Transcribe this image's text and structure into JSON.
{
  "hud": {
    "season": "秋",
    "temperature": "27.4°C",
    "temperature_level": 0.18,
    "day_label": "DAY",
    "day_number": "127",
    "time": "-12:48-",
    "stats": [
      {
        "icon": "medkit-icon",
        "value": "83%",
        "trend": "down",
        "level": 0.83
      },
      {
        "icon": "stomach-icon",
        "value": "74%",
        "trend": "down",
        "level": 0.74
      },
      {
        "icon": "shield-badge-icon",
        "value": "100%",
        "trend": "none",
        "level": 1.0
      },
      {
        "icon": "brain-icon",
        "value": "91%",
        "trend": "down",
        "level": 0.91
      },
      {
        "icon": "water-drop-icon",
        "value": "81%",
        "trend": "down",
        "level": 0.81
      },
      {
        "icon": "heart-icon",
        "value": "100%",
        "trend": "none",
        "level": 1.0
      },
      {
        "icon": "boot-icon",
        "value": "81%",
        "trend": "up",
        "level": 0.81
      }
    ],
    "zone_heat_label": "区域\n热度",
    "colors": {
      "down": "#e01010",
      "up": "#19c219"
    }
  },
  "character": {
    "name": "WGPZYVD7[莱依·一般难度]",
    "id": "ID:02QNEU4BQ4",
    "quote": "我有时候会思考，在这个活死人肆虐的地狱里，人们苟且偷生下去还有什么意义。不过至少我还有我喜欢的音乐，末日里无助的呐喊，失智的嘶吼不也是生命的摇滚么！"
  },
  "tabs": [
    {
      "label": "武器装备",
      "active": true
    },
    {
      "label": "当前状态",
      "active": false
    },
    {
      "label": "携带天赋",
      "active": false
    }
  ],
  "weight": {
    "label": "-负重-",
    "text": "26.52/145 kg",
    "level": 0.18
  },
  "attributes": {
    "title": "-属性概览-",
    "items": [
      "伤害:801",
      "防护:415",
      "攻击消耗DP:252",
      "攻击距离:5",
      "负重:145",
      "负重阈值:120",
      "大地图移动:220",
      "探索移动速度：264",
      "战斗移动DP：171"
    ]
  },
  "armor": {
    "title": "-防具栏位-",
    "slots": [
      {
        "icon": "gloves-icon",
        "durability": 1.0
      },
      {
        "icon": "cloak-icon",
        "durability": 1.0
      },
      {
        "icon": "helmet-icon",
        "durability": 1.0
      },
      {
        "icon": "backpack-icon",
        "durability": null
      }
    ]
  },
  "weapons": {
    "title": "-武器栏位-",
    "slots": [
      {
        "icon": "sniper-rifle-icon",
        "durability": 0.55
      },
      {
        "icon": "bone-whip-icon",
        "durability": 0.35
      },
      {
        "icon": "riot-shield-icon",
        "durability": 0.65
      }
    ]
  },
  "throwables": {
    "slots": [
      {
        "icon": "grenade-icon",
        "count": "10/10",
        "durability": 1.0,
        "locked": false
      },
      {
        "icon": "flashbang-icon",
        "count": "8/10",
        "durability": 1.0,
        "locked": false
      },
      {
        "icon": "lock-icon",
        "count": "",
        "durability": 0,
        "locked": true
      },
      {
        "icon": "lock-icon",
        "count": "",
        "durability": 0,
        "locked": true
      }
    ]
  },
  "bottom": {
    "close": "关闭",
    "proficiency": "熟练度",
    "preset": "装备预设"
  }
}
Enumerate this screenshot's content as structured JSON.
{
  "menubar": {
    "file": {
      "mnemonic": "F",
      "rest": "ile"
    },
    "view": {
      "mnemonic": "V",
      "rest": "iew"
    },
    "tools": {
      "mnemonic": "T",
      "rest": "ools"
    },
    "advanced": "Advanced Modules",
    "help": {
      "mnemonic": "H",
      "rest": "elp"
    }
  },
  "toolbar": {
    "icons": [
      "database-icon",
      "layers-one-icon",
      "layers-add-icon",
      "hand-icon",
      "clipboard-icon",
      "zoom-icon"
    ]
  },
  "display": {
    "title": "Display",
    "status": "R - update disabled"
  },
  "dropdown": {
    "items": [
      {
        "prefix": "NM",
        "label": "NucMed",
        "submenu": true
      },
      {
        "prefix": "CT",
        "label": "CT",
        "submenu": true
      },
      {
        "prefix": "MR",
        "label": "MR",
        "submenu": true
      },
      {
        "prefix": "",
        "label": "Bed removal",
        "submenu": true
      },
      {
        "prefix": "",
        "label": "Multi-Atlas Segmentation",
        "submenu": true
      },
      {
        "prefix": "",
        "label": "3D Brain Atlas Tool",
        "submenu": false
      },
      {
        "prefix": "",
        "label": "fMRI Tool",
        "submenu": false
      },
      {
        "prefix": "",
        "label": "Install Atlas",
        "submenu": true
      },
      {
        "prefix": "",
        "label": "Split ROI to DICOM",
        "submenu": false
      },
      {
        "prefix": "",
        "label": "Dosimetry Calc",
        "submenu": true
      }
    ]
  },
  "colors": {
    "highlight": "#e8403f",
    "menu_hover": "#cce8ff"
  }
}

--------------------

- [WHAT IS EXPECTED]: From the listing above, copy every line that holds the string "mnemonic".

- [FINAL RESULT]:
      "mnemonic": "F",
      "mnemonic": "V",
      "mnemonic": "T",
      "mnemonic": "H",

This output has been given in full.